--- START OF Data supplied ---

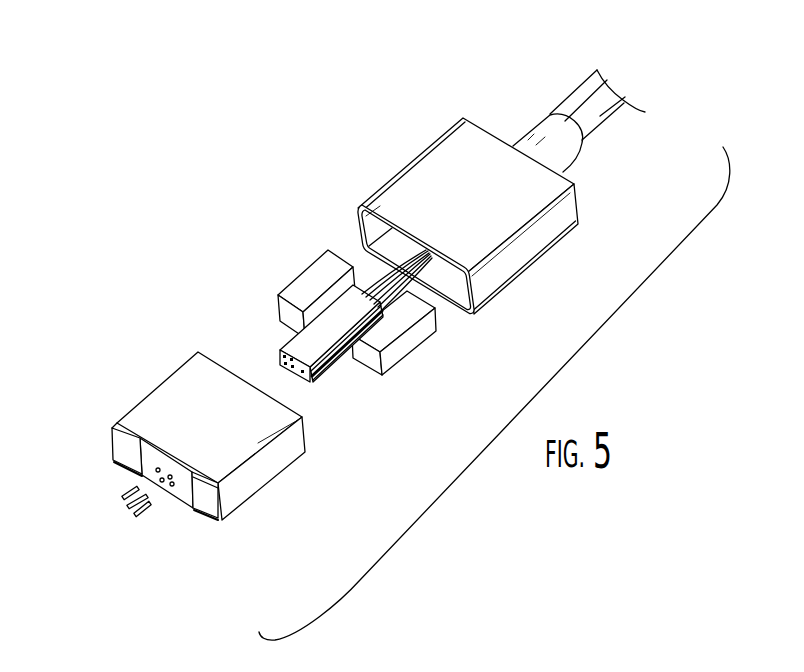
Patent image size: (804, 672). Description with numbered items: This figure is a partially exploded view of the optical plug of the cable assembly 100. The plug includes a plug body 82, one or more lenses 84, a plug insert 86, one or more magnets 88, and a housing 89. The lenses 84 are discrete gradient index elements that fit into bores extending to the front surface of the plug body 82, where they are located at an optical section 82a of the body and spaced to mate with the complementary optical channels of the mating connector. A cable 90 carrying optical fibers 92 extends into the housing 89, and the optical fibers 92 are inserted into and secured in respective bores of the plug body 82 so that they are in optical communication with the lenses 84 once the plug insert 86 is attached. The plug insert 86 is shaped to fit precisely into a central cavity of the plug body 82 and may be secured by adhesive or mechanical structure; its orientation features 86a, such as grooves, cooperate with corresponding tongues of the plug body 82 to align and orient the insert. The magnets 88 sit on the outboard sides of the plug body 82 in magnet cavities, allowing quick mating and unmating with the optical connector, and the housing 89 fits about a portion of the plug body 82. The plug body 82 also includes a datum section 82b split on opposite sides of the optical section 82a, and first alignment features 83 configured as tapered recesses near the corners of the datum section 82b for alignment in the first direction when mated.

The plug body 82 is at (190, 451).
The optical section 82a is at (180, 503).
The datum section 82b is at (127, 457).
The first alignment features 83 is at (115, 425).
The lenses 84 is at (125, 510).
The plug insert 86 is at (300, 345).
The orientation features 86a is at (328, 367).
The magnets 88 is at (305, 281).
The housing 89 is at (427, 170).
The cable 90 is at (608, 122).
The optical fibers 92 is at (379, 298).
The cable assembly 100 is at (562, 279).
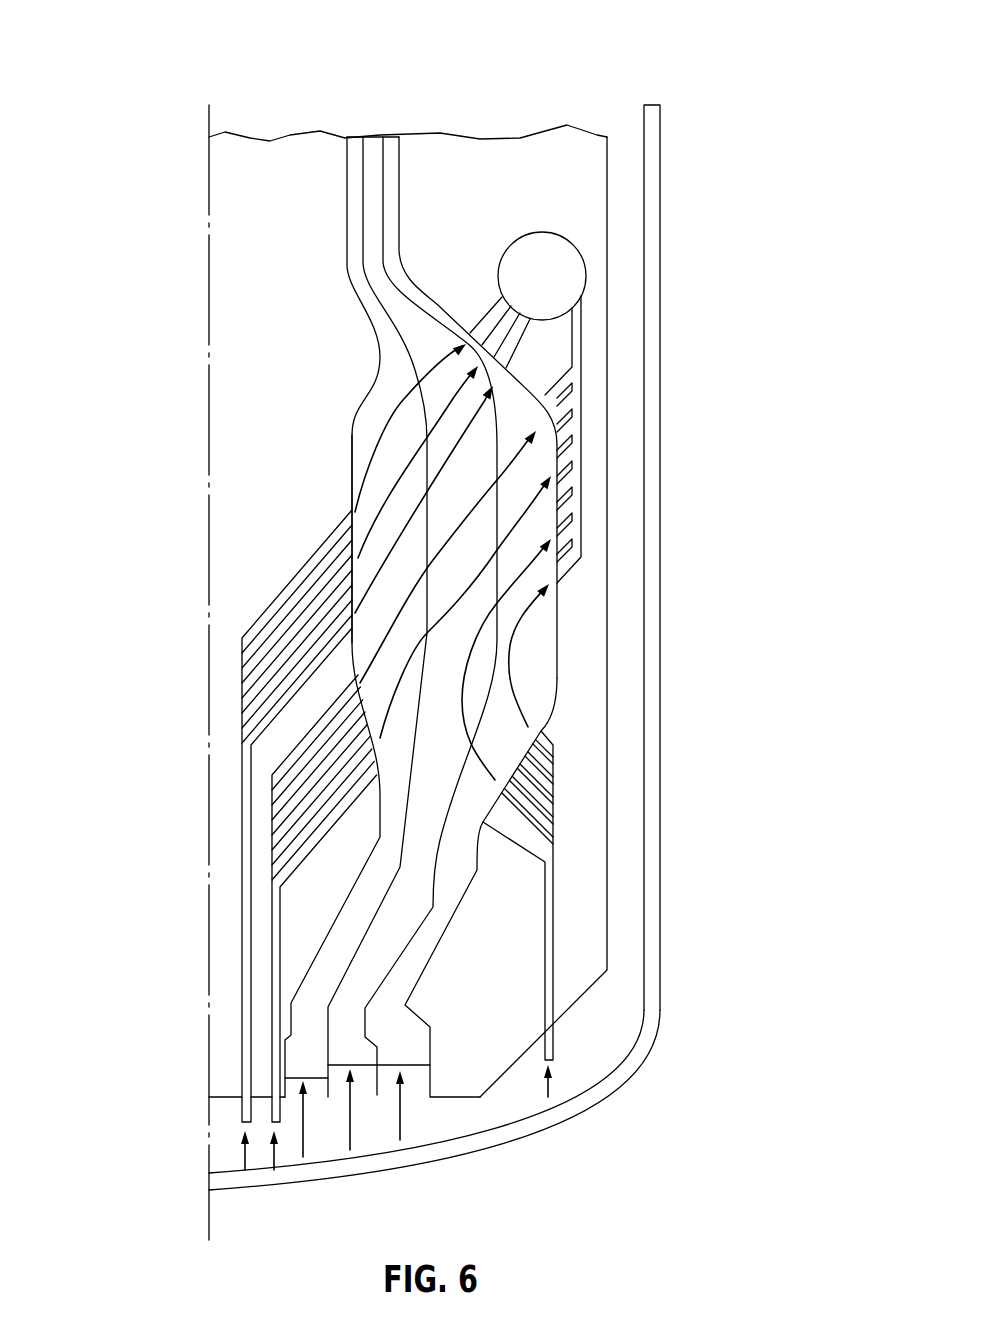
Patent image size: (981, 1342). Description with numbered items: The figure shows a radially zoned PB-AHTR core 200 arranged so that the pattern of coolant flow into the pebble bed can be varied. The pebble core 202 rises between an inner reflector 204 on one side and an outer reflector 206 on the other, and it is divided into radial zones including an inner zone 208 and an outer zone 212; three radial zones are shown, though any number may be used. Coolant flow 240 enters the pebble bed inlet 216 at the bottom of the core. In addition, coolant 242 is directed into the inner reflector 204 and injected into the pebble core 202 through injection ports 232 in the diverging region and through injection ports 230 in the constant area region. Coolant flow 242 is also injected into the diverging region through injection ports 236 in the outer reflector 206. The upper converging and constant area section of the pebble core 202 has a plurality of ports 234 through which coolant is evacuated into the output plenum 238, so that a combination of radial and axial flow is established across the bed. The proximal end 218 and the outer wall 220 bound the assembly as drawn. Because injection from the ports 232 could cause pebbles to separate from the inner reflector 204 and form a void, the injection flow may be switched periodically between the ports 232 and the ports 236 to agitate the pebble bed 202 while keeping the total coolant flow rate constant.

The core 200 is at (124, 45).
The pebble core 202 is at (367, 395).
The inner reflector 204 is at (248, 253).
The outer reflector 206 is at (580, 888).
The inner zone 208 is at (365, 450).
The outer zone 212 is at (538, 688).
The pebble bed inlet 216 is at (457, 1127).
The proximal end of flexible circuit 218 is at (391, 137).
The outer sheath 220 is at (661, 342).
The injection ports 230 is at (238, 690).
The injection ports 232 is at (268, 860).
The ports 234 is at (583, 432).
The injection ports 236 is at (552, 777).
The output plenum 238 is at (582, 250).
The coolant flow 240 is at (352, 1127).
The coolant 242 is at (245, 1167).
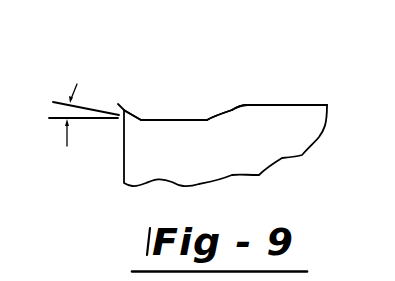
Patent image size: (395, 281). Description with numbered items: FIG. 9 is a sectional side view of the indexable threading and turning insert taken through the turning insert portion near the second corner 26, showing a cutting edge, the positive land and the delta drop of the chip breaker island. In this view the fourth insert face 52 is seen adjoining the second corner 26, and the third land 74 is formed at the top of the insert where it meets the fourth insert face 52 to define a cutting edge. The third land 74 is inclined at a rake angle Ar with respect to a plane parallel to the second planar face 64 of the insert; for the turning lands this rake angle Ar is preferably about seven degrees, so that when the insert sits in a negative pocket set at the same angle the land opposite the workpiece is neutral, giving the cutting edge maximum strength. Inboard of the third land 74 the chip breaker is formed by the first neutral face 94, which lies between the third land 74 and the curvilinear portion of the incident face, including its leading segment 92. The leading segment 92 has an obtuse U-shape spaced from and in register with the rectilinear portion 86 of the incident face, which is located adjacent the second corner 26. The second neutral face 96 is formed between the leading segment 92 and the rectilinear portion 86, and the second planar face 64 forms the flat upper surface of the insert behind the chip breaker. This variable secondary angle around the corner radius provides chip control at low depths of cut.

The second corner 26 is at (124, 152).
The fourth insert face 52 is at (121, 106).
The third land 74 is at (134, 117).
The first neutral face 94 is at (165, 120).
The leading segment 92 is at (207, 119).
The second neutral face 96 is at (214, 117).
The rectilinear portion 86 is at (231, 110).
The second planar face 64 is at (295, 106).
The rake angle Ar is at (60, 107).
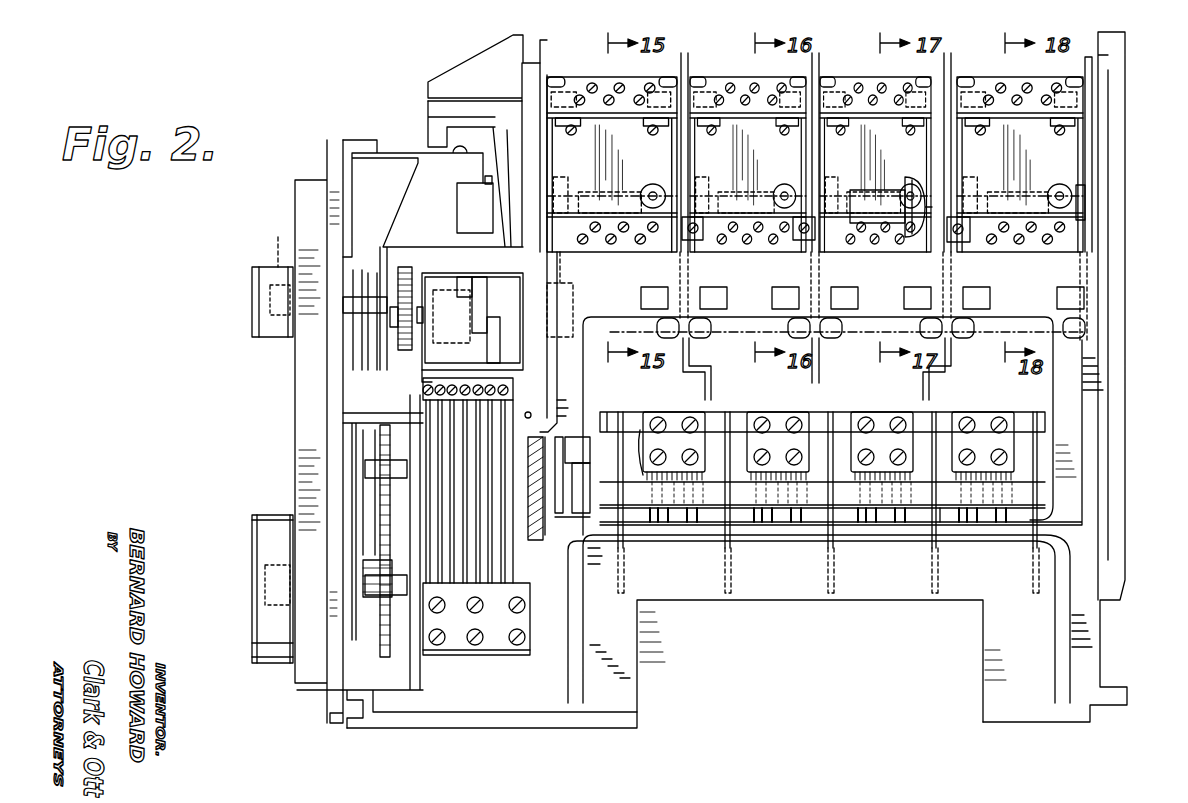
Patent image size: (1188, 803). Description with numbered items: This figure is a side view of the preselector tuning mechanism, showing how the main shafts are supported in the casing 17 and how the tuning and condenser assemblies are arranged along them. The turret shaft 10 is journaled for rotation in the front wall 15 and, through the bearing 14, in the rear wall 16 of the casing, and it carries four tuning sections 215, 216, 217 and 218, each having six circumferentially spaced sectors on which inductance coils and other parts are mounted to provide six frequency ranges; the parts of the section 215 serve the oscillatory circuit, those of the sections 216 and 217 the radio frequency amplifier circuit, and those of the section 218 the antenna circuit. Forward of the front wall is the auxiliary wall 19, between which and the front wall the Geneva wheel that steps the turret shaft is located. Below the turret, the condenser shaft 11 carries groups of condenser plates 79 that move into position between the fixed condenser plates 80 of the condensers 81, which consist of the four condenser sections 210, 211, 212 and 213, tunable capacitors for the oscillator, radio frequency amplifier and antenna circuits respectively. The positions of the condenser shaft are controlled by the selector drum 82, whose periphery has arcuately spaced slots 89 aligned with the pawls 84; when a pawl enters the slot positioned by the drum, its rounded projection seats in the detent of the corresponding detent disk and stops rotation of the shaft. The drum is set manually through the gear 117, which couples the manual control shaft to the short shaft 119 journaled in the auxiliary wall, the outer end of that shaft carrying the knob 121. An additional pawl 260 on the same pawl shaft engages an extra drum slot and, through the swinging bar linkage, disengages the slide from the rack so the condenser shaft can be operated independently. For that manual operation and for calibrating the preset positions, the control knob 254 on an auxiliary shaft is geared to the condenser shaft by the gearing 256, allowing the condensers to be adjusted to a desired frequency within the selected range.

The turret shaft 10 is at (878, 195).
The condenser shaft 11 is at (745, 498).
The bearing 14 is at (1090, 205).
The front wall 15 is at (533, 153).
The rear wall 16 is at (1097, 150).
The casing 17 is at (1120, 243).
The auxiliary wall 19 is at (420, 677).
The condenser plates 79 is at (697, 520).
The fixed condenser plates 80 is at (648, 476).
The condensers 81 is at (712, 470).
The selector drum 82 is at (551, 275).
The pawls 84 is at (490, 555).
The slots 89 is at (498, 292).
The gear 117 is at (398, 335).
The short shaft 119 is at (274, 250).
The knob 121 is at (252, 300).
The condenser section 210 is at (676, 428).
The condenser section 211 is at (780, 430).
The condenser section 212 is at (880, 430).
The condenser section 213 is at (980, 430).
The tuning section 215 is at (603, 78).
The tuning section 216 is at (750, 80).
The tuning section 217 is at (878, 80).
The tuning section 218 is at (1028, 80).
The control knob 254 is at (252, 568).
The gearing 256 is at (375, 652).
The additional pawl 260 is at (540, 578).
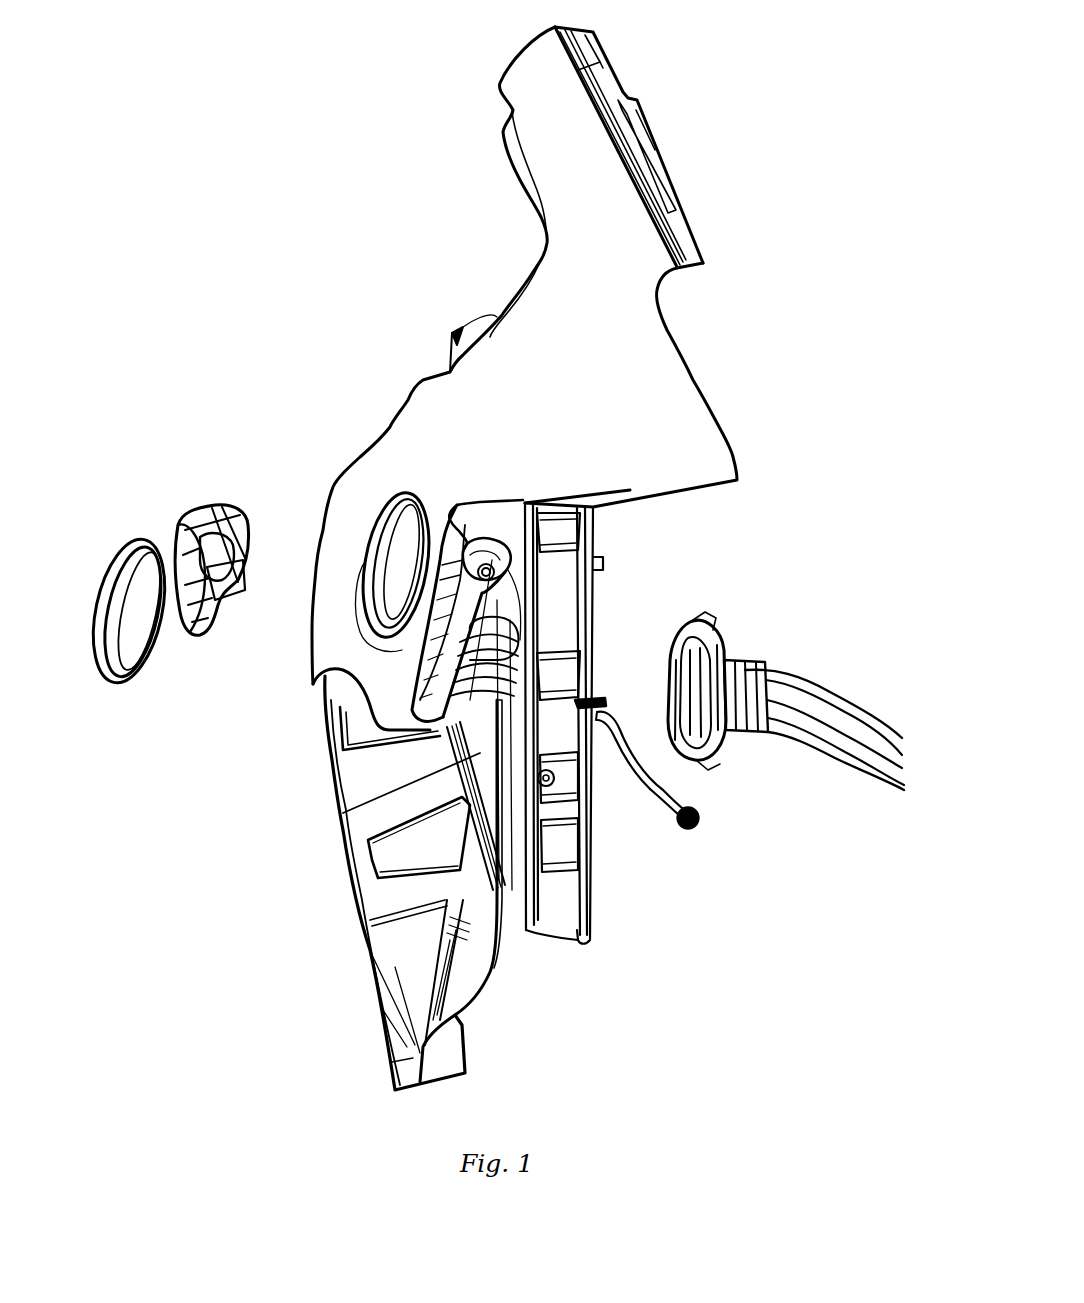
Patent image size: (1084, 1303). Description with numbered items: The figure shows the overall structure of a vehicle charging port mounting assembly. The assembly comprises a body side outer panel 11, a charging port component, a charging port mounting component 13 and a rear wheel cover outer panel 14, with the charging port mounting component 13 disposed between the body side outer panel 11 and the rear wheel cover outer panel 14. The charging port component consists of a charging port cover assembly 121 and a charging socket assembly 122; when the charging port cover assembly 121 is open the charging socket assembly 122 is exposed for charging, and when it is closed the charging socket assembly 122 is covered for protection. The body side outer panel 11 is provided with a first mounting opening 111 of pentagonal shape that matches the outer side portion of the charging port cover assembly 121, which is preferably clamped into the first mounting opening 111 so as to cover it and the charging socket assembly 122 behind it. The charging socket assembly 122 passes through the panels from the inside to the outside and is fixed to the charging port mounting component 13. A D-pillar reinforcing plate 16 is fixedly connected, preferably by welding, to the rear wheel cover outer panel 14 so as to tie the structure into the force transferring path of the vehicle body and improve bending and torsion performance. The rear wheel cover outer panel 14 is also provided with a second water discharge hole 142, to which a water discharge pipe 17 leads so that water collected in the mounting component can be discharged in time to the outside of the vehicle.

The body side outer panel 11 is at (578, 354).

--- END OF Data supplied ---

Rewrite the data from its start through the line that contains "The optical section 82a is at (180, 503).", inclusive, swapping "exploded view" for "cutaway view" and keeping everything else the same. Omit the pictures from your answer.

*Reply to the exercise*:
Patent image size: (804, 672). Description with numbered items: This figure is a partially cutaway view of the optical plug of the cable assembly 100. The plug includes a plug body 82, one or more lenses 84, a plug insert 86, one or more magnets 88, and a housing 89. The lenses 84 are discrete gradient index elements that fit into bores extending to the front surface of the plug body 82, where they are located at an optical section 82a of the body and spaced to mate with the complementary optical channels of the mating connector. A cable 90 carrying optical fibers 92 extends into the housing 89, and the optical fibers 92 are inserted into and secured in respective bores of the plug body 82 so that they are in optical communication with the lenses 84 once the plug insert 86 is attached. The plug insert 86 is shaped to fit precisely into a central cavity of the plug body 82 and may be secured by adhesive or mechanical structure; its orientation features 86a, such as grooves, cooperate with corresponding tongues of the plug body 82 to align and orient the insert. The magnets 88 sit on the outboard sides of the plug body 82 in magnet cavities, allowing quick mating and unmating with the optical connector, and the housing 89 fits about a portion of the plug body 82. The plug body 82 also includes a datum section 82b split on opposite sides of the optical section 82a, and first alignment features 83 configured as tapered recesses near the corners of the datum section 82b for alignment in the first direction when mated.

The plug body 82 is at (190, 451).
The optical section 82a is at (180, 503).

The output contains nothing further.